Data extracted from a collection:
[start]

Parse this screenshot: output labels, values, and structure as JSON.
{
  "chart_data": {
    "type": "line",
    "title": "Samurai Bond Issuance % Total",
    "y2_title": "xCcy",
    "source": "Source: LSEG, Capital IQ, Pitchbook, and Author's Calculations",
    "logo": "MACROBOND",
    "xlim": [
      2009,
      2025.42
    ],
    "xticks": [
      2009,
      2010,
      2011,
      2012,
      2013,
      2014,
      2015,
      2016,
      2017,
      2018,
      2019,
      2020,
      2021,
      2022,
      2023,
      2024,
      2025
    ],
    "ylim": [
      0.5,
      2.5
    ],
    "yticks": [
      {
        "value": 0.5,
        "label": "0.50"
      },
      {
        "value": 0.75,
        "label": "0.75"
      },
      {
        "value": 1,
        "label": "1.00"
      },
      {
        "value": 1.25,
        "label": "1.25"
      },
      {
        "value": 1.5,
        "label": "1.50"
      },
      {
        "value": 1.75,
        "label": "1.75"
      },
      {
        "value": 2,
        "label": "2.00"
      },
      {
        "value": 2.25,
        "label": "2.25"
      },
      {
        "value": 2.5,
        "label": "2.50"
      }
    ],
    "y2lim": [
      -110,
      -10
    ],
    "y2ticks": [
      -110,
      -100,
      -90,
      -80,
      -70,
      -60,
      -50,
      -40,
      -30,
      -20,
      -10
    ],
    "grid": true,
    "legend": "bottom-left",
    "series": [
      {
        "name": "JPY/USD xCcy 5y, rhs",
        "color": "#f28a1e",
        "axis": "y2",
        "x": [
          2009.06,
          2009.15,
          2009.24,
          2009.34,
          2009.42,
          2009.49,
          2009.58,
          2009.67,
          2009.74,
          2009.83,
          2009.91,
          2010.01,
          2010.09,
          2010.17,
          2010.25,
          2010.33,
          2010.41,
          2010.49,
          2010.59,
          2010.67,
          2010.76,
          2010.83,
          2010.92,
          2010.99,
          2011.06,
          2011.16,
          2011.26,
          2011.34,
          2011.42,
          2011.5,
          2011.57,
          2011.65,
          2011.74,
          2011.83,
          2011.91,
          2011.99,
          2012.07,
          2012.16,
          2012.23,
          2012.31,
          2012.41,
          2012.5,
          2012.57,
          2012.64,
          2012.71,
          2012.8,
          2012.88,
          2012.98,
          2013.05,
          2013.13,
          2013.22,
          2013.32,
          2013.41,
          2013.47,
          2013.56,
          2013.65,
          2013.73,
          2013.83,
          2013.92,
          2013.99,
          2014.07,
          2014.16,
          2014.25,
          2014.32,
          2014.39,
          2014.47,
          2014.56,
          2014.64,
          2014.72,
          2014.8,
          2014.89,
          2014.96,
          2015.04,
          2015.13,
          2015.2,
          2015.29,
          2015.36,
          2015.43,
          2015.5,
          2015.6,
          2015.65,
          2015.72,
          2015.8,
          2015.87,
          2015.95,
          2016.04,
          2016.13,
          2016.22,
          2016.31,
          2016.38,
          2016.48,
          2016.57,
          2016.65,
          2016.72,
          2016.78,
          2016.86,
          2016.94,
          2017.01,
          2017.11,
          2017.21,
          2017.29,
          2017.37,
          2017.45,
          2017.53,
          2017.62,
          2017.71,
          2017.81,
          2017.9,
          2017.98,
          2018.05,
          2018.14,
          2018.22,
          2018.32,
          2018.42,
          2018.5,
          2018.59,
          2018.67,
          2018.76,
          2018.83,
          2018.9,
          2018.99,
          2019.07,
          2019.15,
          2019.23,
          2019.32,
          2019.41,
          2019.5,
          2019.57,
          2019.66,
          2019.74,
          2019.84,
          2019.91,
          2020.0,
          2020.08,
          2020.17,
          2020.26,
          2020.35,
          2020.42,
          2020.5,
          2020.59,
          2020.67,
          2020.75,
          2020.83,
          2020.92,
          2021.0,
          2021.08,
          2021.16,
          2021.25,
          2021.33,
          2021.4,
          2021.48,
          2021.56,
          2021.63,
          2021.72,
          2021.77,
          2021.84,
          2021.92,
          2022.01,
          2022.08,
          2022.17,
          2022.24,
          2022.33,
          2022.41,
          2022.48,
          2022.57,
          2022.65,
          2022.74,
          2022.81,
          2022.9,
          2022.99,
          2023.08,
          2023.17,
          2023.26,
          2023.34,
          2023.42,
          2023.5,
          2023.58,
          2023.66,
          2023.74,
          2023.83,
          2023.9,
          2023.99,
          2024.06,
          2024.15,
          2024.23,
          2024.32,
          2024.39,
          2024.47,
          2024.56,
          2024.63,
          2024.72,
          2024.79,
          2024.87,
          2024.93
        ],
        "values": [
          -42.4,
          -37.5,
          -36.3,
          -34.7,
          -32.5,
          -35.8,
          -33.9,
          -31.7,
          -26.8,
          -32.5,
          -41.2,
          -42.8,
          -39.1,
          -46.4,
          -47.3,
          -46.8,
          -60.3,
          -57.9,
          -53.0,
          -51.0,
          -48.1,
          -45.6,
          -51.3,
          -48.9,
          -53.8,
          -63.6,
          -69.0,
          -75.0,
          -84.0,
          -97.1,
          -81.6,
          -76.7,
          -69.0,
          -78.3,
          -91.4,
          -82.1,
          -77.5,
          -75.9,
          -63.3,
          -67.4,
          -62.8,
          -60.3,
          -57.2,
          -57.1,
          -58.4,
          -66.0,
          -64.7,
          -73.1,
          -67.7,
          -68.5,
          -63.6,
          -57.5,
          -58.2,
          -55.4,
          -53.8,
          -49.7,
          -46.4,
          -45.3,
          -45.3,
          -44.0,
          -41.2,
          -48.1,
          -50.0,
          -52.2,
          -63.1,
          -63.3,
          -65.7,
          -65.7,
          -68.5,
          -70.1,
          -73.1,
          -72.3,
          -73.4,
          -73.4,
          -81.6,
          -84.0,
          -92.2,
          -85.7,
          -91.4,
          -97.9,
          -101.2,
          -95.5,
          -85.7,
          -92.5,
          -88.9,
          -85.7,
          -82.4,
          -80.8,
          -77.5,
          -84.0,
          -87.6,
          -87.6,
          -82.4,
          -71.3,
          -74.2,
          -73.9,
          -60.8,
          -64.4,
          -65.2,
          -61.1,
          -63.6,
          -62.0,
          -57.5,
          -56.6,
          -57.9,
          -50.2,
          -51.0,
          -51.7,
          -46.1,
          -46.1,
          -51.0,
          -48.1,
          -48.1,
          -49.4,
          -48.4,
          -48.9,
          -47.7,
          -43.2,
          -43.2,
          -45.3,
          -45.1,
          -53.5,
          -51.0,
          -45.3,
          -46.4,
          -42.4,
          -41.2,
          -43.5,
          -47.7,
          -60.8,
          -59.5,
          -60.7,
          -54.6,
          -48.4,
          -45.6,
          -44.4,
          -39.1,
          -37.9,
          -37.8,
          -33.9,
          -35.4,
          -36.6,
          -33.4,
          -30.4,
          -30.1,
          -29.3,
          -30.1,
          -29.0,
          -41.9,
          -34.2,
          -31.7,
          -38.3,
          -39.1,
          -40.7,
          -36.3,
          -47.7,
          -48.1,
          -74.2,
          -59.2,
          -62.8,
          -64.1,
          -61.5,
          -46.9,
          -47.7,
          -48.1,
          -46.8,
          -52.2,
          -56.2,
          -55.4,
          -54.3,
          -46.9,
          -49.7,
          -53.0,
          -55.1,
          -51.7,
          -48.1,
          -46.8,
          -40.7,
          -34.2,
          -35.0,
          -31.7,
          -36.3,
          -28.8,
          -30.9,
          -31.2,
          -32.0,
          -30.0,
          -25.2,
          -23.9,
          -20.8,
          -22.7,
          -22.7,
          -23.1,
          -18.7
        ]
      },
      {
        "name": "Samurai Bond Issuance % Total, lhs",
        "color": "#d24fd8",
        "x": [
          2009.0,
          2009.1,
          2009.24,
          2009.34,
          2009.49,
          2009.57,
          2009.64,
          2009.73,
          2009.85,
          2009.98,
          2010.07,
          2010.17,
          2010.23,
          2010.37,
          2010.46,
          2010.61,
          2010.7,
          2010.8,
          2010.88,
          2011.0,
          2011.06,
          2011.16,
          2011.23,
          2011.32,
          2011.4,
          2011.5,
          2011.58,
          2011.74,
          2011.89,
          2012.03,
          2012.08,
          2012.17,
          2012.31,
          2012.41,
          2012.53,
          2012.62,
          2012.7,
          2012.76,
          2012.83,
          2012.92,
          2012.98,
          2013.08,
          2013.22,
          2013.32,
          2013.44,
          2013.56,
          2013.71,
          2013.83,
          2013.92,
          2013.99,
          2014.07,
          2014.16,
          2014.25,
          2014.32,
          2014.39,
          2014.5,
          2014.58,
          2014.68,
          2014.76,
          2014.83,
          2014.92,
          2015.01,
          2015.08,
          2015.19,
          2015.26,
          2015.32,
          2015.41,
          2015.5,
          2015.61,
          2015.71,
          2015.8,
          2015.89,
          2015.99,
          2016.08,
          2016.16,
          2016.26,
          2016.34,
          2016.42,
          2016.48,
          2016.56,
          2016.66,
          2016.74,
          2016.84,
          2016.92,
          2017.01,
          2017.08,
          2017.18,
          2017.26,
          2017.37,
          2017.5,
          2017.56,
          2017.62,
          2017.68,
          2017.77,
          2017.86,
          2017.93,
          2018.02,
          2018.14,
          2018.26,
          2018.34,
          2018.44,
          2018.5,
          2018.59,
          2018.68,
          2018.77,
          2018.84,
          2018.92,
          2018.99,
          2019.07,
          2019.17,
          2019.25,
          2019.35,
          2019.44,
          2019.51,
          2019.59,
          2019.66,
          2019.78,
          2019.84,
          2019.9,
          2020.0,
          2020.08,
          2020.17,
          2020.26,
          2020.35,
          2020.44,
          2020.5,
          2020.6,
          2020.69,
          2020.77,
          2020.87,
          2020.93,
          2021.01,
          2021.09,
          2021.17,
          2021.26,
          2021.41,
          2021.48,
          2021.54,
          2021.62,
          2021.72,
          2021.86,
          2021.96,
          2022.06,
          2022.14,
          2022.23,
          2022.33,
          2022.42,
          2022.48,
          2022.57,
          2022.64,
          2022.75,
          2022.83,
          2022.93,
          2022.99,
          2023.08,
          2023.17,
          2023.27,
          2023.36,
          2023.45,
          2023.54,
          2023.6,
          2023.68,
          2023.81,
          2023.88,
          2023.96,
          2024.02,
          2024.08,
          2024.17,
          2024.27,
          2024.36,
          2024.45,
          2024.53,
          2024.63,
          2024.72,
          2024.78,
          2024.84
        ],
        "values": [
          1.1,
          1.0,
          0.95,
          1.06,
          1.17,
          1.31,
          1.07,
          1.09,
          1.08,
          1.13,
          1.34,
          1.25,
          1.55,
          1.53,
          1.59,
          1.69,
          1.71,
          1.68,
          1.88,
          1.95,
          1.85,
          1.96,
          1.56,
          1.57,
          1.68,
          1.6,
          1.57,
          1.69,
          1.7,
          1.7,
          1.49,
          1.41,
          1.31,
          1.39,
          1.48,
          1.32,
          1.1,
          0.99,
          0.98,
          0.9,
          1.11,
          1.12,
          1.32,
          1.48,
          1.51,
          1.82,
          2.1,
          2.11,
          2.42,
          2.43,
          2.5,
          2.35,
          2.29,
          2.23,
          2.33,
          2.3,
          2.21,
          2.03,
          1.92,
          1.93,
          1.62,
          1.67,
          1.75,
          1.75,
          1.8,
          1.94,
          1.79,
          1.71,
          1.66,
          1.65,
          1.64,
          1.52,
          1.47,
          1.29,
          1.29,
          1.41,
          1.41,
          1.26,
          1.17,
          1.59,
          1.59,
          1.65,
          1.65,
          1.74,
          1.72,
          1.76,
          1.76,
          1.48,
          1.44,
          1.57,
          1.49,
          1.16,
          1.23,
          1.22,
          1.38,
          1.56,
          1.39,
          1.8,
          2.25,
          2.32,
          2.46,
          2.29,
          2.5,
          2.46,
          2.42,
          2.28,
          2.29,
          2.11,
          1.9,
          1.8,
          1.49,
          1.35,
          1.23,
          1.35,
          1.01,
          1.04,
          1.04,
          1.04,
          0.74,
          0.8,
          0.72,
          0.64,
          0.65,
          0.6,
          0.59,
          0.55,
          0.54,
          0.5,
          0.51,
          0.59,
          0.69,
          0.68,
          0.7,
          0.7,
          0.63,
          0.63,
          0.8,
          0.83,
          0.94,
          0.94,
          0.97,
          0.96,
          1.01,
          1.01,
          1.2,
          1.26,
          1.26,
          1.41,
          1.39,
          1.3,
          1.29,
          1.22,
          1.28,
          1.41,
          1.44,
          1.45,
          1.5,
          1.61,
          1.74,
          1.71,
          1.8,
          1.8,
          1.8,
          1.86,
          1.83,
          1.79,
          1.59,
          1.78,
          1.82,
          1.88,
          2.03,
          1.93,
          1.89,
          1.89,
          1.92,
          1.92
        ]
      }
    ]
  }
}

[end]

WHAT IS NEEDED: Copy every line of the listing that contains the word "xCcy".

OUTPUT OF THE EXERCISE:
    "y2_title": "xCcy",
        "name": "JPY/USD xCcy 5y, rhs",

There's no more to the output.